■ **PROBLEM REQUIREMENTS**:
Do not include the pictures; repeat the rest of the data exactly.

■ **GIVEN RECORDS**:
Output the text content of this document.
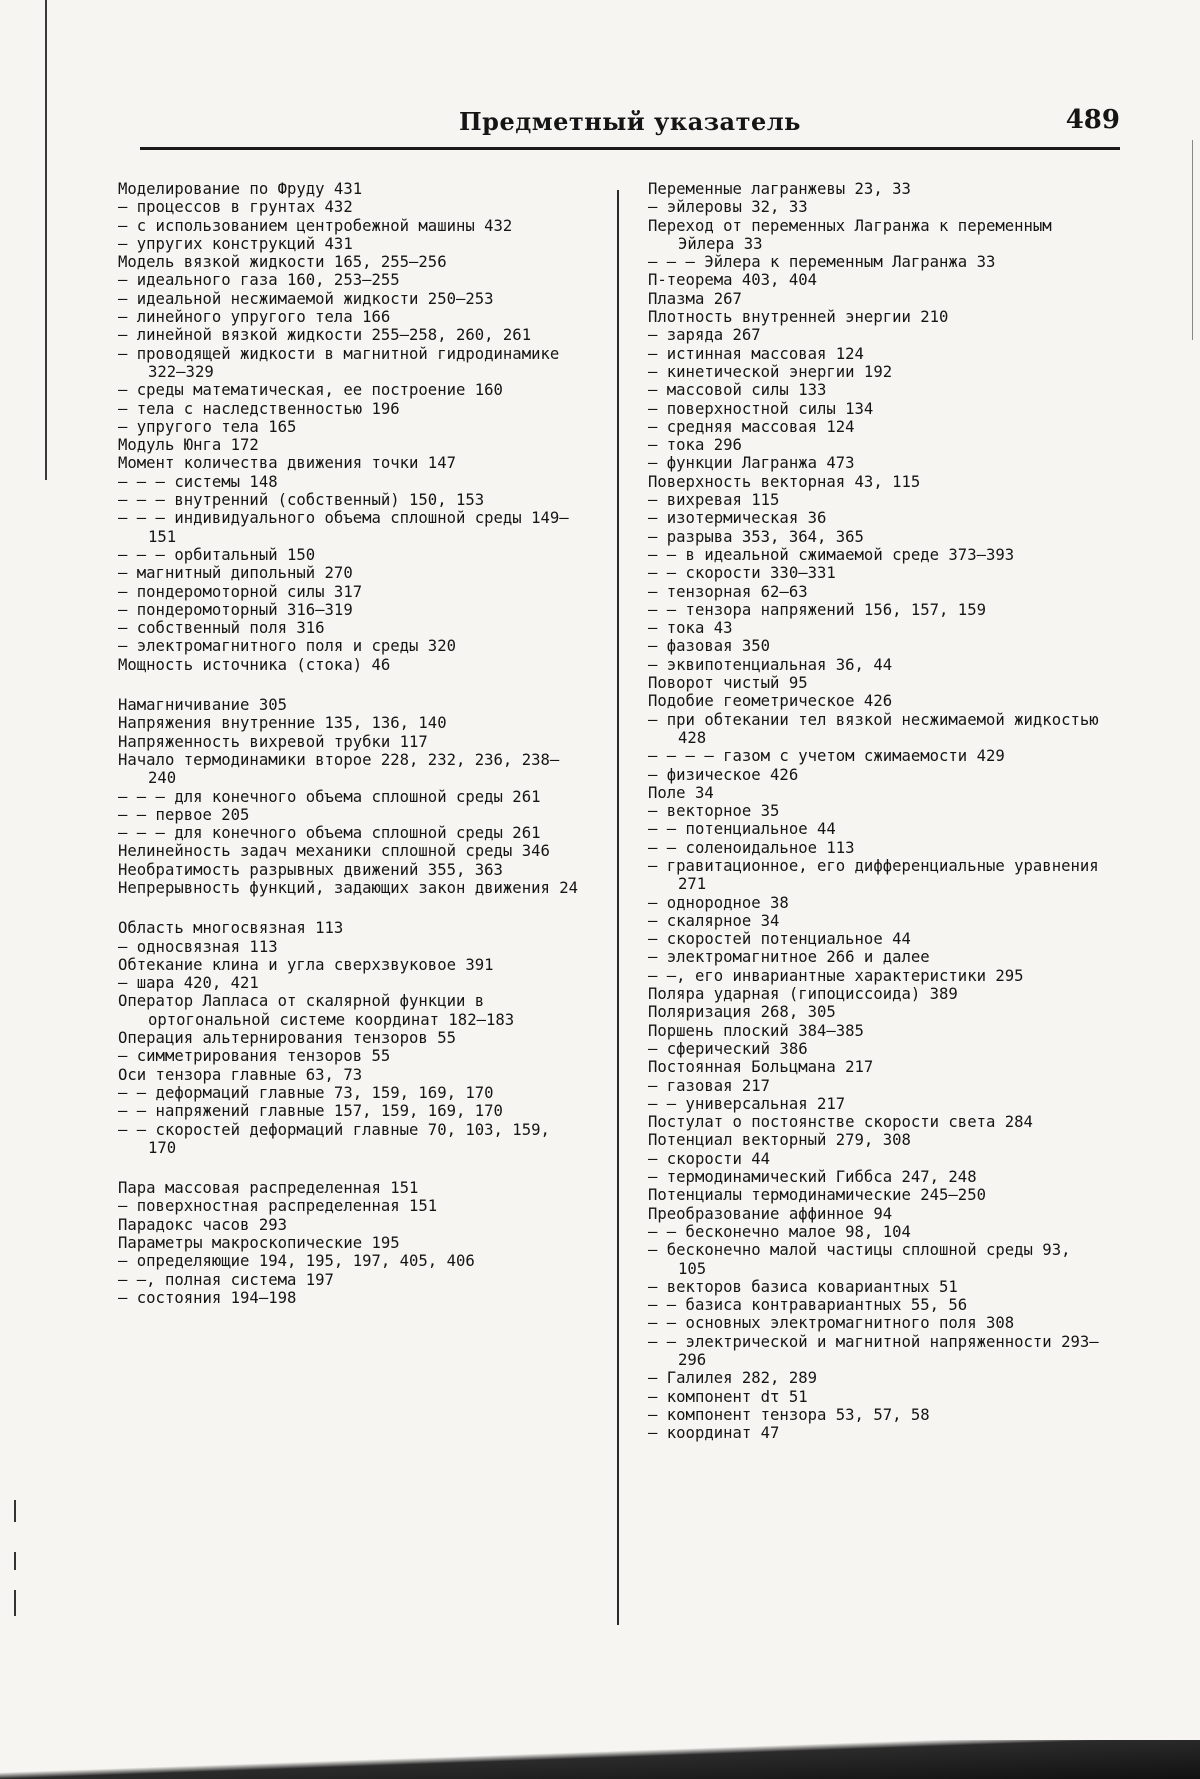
Предметный указатель	489
Моделирование по Фруду 431
— процессов в грунтах 432
— с использованием центробежной машины 432
— упругих конструкций 431
Модель вязкой жидкости 165, 255—256
— идеального газа 160, 253—255
— идеальной несжимаемой жидкости 250—253
— линейного упругого тела 166
— линейной вязкой жидкости 255—258, 260, 261
— проводящей жидкости в магнитной гидродинамике 322—329
— среды математическая, ее построение 160
— тела с наследственностью 196
— упругого тела 165
Модуль Юнга 172
Момент количества движения точки 147
— — — системы 148
— — — внутренний (собственный) 150, 153
— — — индивидуального объема сплошной среды 149—151
— — — орбитальный 150
— магнитный дипольный 270
— пондеромоторной силы 317
— пондеромоторный 316—319
— собственный поля 316
— электромагнитного поля и среды 320
Мощность источника (стока) 46
Намагничивание 305
Напряжения внутренние 135, 136, 140
Напряженность вихревой трубки 117
Начало термодинамики второе 228, 232, 236, 238—240
— — — для конечного объема сплошной среды 261
— — первое 205
— — — для конечного объема сплошной среды 261
Нелинейность задач механики сплошной среды 346
Необратимость разрывных движений 355, 363
Непрерывность функций, задающих закон движения 24
Область многосвязная 113
— односвязная 113
Обтекание клина и угла сверхзвуковое 391
— шара 420, 421
Оператор Лапласа от скалярной функции в ортогональной системе координат 182—183
Операция альтернирования тензоров 55
— симметрирования тензоров 55
Оси тензора главные 63, 73
— — деформаций главные 73, 159, 169, 170
— — напряжений главные 157, 159, 169, 170
— — скоростей деформаций главные 70, 103, 159, 170
Пара массовая распределенная 151
— поверхностная распределенная 151
Парадокс часов 293
Параметры макроскопические 195
— определяющие 194, 195, 197, 405, 406
— —, полная система 197
— состояния 194—198
Переменные лагранжевы 23, 33
— эйлеровы 32, 33
Переход от переменных Лагранжа к переменным Эйлера 33
— — — Эйлера к переменным Лагранжа 33
П-теорема 403, 404
Плазма 267
Плотность внутренней энергии 210
— заряда 267
— истинная массовая 124
— кинетической энергии 192
— массовой силы 133
— поверхностной силы 134
— средняя массовая 124
— тока 296
— функции Лагранжа 473
Поверхность векторная 43, 115
— вихревая 115
— изотермическая 36
— разрыва 353, 364, 365
— — в идеальной сжимаемой среде 373—393
— — скорости 330—331
— тензорная 62—63
— — тензора напряжений 156, 157, 159
— тока 43
— фазовая 350
— эквипотенциальная 36, 44
Поворот чистый 95
Подобие геометрическое 426
— при обтекании тел вязкой несжимаемой жидкостью 428
— — — — газом с учетом сжимаемости 429
— физическое 426
Поле 34
— векторное 35
— — потенциальное 44
— — соленоидальное 113
— гравитационное, его дифференциальные уравнения 271
— однородное 38
— скалярное 34
— скоростей потенциальное 44
— электромагнитное 266 и далее
— —, его инвариантные характеристики 295
Поляра ударная (гипоциссоида) 389
Поляризация 268, 305
Поршень плоский 384—385
— сферический 386
Постоянная Больцмана 217
— газовая 217
— — универсальная 217
Постулат о постоянстве скорости света 284
Потенциал векторный 279, 308
— скорости 44
— термодинамический Гиббса 247, 248
Потенциалы термодинамические 245—250
Преобразование аффинное 94
— — бесконечно малое 98, 104
— бесконечно малой частицы сплошной среды 93, 105
— векторов базиса ковариантных 51
— — базиса контравариантных 55, 56
— — основных электромагнитного поля 308
— — электрической и магнитной напряженности 293—296
— Галилея 282, 289
— компонент dτ 51
— компонент тензора 53, 57, 58
— координат 47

■ **WRITTEN ANSWER**:
Output the text content of this document.
Предметный указатель	489
Моделирование по Фруду 431
— процессов в грунтах 432
— с использованием центробежной машины 432
— упругих конструкций 431
Модель вязкой жидкости 165, 255—256
— идеального газа 160, 253—255
— идеальной несжимаемой жидкости 250—253
— линейного упругого тела 166
— линейной вязкой жидкости 255—258, 260, 261
— проводящей жидкости в магнитной гидродинамике 322—329
— среды математическая, ее построение 160
— тела с наследственностью 196
— упругого тела 165
Модуль Юнга 172
Момент количества движения точки 147
— — — системы 148
— — — внутренний (собственный) 150, 153
— — — индивидуального объема сплошной среды 149—151
— — — орбитальный 150
— магнитный дипольный 270
— пондеромоторной силы 317
— пондеромоторный 316—319
— собственный поля 316
— электромагнитного поля и среды 320
Мощность источника (стока) 46
Намагничивание 305
Напряжения внутренние 135, 136, 140
Напряженность вихревой трубки 117
Начало термодинамики второе 228, 232, 236, 238—240
— — — для конечного объема сплошной среды 261
— — первое 205
— — — для конечного объема сплошной среды 261
Нелинейность задач механики сплошной среды 346
Необратимость разрывных движений 355, 363
Непрерывность функций, задающих закон движения 24
Область многосвязная 113
— односвязная 113
Обтекание клина и угла сверхзвуковое 391
— шара 420, 421
Оператор Лапласа от скалярной функции в ортогональной системе координат 182—183
Операция альтернирования тензоров 55
— симметрирования тензоров 55
Оси тензора главные 63, 73
— — деформаций главные 73, 159, 169, 170
— — напряжений главные 157, 159, 169, 170
— — скоростей деформаций главные 70, 103, 159, 170
Пара массовая распределенная 151
— поверхностная распределенная 151
Парадокс часов 293
Параметры макроскопические 195
— определяющие 194, 195, 197, 405, 406
— —, полная система 197
— состояния 194—198
Переменные лагранжевы 23, 33
— эйлеровы 32, 33
Переход от переменных Лагранжа к переменным Эйлера 33
— — — Эйлера к переменным Лагранжа 33
П-теорема 403, 404
Плазма 267
Плотность внутренней энергии 210
— заряда 267
— истинная массовая 124
— кинетической энергии 192
— массовой силы 133
— поверхностной силы 134
— средняя массовая 124
— тока 296
— функции Лагранжа 473
Поверхность векторная 43, 115
— вихревая 115
— изотермическая 36
— разрыва 353, 364, 365
— — в идеальной сжимаемой среде 373—393
— — скорости 330—331
— тензорная 62—63
— — тензора напряжений 156, 157, 159
— тока 43
— фазовая 350
— эквипотенциальная 36, 44
Поворот чистый 95
Подобие геометрическое 426
— при обтекании тел вязкой несжимаемой жидкостью 428
— — — — газом с учетом сжимаемости 429
— физическое 426
Поле 34
— векторное 35
— — потенциальное 44
— — соленоидальное 113
— гравитационное, его дифференциальные уравнения 271
— однородное 38
— скалярное 34
— скоростей потенциальное 44
— электромагнитное 266 и далее
— —, его инвариантные характеристики 295
Поляра ударная (гипоциссоида) 389
Поляризация 268, 305
Поршень плоский 384—385
— сферический 386
Постоянная Больцмана 217
— газовая 217
— — универсальная 217
Постулат о постоянстве скорости света 284
Потенциал векторный 279, 308
— скорости 44
— термодинамический Гиббса 247, 248
Потенциалы термодинамические 245—250
Преобразование аффинное 94
— — бесконечно малое 98, 104
— бесконечно малой частицы сплошной среды 93, 105
— векторов базиса ковариантных 51
— — базиса контравариантных 55, 56
— — основных электромагнитного поля 308
— — электрической и магнитной напряженности 293—296
— Галилея 282, 289
— компонент dτ 51
— компонент тензора 53, 57, 58
— координат 47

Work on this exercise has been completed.